§ **WRITTEN INSTRUCTION**:
Retype every line of the listing below, character for character.

§ **MATERIAL PROVIDED**:
** BEGIN **

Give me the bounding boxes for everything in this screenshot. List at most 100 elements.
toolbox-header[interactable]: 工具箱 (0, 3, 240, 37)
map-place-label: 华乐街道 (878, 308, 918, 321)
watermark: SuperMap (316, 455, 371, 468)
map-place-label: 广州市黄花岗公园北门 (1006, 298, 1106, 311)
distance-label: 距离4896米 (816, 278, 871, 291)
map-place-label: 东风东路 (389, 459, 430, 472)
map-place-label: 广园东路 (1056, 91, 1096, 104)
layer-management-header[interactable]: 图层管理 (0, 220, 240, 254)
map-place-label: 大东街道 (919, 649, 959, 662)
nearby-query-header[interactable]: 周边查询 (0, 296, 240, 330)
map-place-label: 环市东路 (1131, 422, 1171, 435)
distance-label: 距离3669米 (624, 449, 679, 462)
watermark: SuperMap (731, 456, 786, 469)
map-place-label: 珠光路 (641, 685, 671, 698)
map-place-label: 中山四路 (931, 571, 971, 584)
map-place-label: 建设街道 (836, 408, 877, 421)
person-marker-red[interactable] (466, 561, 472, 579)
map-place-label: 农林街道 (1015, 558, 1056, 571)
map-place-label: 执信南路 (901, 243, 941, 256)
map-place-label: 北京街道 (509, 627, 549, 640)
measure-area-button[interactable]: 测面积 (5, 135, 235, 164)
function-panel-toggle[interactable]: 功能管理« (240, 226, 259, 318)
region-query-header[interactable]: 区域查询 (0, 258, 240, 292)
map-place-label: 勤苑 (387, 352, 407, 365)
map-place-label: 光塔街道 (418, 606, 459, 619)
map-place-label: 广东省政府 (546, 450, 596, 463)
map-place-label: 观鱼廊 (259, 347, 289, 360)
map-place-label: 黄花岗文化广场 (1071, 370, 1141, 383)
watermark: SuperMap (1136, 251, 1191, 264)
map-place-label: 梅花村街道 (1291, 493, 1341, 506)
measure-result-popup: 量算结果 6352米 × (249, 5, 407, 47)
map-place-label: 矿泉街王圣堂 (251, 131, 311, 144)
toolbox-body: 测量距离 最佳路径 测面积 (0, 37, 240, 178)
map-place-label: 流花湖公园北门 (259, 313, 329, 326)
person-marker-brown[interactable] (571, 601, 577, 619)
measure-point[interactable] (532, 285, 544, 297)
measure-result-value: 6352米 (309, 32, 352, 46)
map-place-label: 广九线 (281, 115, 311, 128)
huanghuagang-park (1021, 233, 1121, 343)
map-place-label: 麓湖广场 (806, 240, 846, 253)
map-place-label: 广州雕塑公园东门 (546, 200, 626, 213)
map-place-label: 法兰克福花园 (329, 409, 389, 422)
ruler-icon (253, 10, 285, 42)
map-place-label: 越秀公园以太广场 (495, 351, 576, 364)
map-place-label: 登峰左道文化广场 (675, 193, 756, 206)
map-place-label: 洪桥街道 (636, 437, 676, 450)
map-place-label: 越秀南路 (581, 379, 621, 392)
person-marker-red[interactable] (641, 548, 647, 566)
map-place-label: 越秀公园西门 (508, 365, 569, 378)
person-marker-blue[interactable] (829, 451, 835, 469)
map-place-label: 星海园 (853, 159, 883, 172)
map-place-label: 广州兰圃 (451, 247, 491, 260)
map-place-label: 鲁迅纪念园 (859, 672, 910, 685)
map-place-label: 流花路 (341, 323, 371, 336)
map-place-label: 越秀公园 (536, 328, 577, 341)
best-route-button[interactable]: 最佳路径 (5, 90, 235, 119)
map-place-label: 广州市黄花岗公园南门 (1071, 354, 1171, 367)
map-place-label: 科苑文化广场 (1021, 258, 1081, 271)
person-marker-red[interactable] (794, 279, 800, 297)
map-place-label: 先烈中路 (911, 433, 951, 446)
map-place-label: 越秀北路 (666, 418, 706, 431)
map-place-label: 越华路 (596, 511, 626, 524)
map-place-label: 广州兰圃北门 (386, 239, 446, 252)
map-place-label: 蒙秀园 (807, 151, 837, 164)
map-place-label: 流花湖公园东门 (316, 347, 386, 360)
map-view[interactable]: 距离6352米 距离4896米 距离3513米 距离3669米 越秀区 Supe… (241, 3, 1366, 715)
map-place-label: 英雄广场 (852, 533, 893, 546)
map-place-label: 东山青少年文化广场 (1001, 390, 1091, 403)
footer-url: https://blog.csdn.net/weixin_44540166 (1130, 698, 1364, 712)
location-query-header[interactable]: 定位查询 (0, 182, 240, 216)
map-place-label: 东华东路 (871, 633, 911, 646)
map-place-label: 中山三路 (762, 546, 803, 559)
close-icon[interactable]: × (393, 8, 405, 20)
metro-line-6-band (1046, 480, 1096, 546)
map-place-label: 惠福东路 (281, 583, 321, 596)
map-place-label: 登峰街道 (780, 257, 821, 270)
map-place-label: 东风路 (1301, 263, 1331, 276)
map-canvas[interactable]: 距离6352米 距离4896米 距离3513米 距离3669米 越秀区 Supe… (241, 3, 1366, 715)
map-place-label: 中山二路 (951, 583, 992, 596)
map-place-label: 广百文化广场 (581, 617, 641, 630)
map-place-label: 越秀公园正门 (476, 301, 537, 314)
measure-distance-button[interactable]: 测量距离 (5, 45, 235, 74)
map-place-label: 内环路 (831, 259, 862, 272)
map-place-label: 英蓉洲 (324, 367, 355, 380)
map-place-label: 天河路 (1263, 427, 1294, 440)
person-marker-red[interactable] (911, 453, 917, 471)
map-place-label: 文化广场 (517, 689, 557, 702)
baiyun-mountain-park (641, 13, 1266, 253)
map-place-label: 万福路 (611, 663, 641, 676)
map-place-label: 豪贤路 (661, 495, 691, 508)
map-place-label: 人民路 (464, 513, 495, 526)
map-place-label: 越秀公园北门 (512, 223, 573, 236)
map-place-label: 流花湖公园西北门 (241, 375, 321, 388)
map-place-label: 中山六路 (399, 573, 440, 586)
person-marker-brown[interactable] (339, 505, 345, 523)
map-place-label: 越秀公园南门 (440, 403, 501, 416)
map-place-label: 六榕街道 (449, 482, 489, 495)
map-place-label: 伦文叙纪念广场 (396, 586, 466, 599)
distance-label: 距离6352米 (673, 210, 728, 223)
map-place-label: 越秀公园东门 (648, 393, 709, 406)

** END **

§ **EXERCISE RESULT**:
Give me the bounding boxes for everything in this screenshot. List at most 100 elements.
toolbox-header[interactable]: 工具箱 (0, 3, 240, 37)
map-place-label: 华乐街道 (878, 308, 918, 321)
watermark: SuperMap (316, 455, 371, 468)
map-place-label: 广州市黄花岗公园北门 (1006, 298, 1106, 311)
distance-label: 距离4896米 (816, 278, 871, 291)
map-place-label: 东风东路 (389, 459, 430, 472)
map-place-label: 广园东路 (1056, 91, 1096, 104)
layer-management-header[interactable]: 图层管理 (0, 220, 240, 254)
map-place-label: 大东街道 (919, 649, 959, 662)
nearby-query-header[interactable]: 周边查询 (0, 296, 240, 330)
map-place-label: 环市东路 (1131, 422, 1171, 435)
distance-label: 距离3669米 (624, 449, 679, 462)
watermark: SuperMap (731, 456, 786, 469)
map-place-label: 珠光路 (641, 685, 671, 698)
map-place-label: 中山四路 (931, 571, 971, 584)
map-place-label: 建设街道 (836, 408, 877, 421)
person-marker-red[interactable] (466, 561, 472, 579)
map-place-label: 农林街道 (1015, 558, 1056, 571)
map-place-label: 执信南路 (901, 243, 941, 256)
map-place-label: 北京街道 (509, 627, 549, 640)
measure-area-button[interactable]: 测面积 (5, 135, 235, 164)
function-panel-toggle[interactable]: 功能管理« (240, 226, 259, 318)
region-query-header[interactable]: 区域查询 (0, 258, 240, 292)
map-place-label: 勤苑 (387, 352, 407, 365)
map-place-label: 光塔街道 (418, 606, 459, 619)
map-place-label: 广东省政府 (546, 450, 596, 463)
map-place-label: 观鱼廊 (259, 347, 289, 360)
map-place-label: 黄花岗文化广场 (1071, 370, 1141, 383)
watermark: SuperMap (1136, 251, 1191, 264)
map-place-label: 梅花村街道 (1291, 493, 1341, 506)
measure-result-popup: 量算结果 6352米 × (249, 5, 407, 47)
map-place-label: 矿泉街王圣堂 (251, 131, 311, 144)
toolbox-body: 测量距离 最佳路径 测面积 (0, 37, 240, 178)
map-place-label: 流花湖公园北门 (259, 313, 329, 326)
person-marker-brown[interactable] (571, 601, 577, 619)
measure-point[interactable] (532, 285, 544, 297)
measure-result-value: 6352米 (309, 32, 352, 46)
map-place-label: 广九线 (281, 115, 311, 128)
huanghuagang-park (1021, 233, 1121, 343)
map-place-label: 麓湖广场 (806, 240, 846, 253)
map-place-label: 广州雕塑公园东门 (546, 200, 626, 213)
map-place-label: 法兰克福花园 (329, 409, 389, 422)
ruler-icon (253, 10, 285, 42)
map-place-label: 越秀公园以太广场 (495, 351, 576, 364)
map-place-label: 登峰左道文化广场 (675, 193, 756, 206)
map-place-label: 洪桥街道 (636, 437, 676, 450)
map-place-label: 越秀南路 (581, 379, 621, 392)
person-marker-red[interactable] (641, 548, 647, 566)
map-place-label: 越秀公园西门 (508, 365, 569, 378)
person-marker-blue[interactable] (829, 451, 835, 469)
map-place-label: 星海园 (853, 159, 883, 172)
map-place-label: 广州兰圃 (451, 247, 491, 260)
map-place-label: 鲁迅纪念园 (859, 672, 910, 685)
map-place-label: 流花路 (341, 323, 371, 336)
map-place-label: 越秀公园 (536, 328, 577, 341)
best-route-button[interactable]: 最佳路径 (5, 90, 235, 119)
map-place-label: 广州市黄花岗公园南门 (1071, 354, 1171, 367)
map-place-label: 科苑文化广场 (1021, 258, 1081, 271)
person-marker-red[interactable] (794, 279, 800, 297)
map-place-label: 先烈中路 (911, 433, 951, 446)
map-place-label: 越秀北路 (666, 418, 706, 431)
map-place-label: 越华路 (596, 511, 626, 524)
map-place-label: 广州兰圃北门 (386, 239, 446, 252)
map-place-label: 蒙秀园 (807, 151, 837, 164)
map-place-label: 流花湖公园东门 (316, 347, 386, 360)
map-view[interactable]: 距离6352米 距离4896米 距离3513米 距离3669米 越秀区 Supe… (241, 3, 1366, 715)
map-place-label: 英雄广场 (852, 533, 893, 546)
map-place-label: 东山青少年文化广场 (1001, 390, 1091, 403)
footer-url: https://blog.csdn.net/weixin_44540166 (1130, 698, 1364, 712)
location-query-header[interactable]: 定位查询 (0, 182, 240, 216)
map-place-label: 东华东路 (871, 633, 911, 646)
map-place-label: 中山三路 (762, 546, 803, 559)
close-icon[interactable]: × (393, 8, 405, 20)
metro-line-6-band (1046, 480, 1096, 546)
map-place-label: 惠福东路 (281, 583, 321, 596)
map-place-label: 登峰街道 (780, 257, 821, 270)
map-place-label: 东风路 (1301, 263, 1331, 276)
map-canvas[interactable]: 距离6352米 距离4896米 距离3513米 距离3669米 越秀区 Supe… (241, 3, 1366, 715)
map-place-label: 中山二路 (951, 583, 992, 596)
map-place-label: 广百文化广场 (581, 617, 641, 630)
map-place-label: 越秀公园正门 (476, 301, 537, 314)
measure-distance-button[interactable]: 测量距离 (5, 45, 235, 74)
map-place-label: 内环路 (831, 259, 862, 272)
map-place-label: 英蓉洲 (324, 367, 355, 380)
map-place-label: 天河路 (1263, 427, 1294, 440)
person-marker-red[interactable] (911, 453, 917, 471)
map-place-label: 文化广场 (517, 689, 557, 702)
baiyun-mountain-park (641, 13, 1266, 253)
map-place-label: 万福路 (611, 663, 641, 676)
map-place-label: 豪贤路 (661, 495, 691, 508)
map-place-label: 人民路 (464, 513, 495, 526)
map-place-label: 越秀公园北门 (512, 223, 573, 236)
map-place-label: 流花湖公园西北门 (241, 375, 321, 388)
map-place-label: 中山六路 (399, 573, 440, 586)
person-marker-brown[interactable] (339, 505, 345, 523)
map-place-label: 越秀公园南门 (440, 403, 501, 416)
map-place-label: 六榕街道 (449, 482, 489, 495)
map-place-label: 伦文叙纪念广场 (396, 586, 466, 599)
distance-label: 距离6352米 (673, 210, 728, 223)
map-place-label: 越秀公园东门 (648, 393, 709, 406)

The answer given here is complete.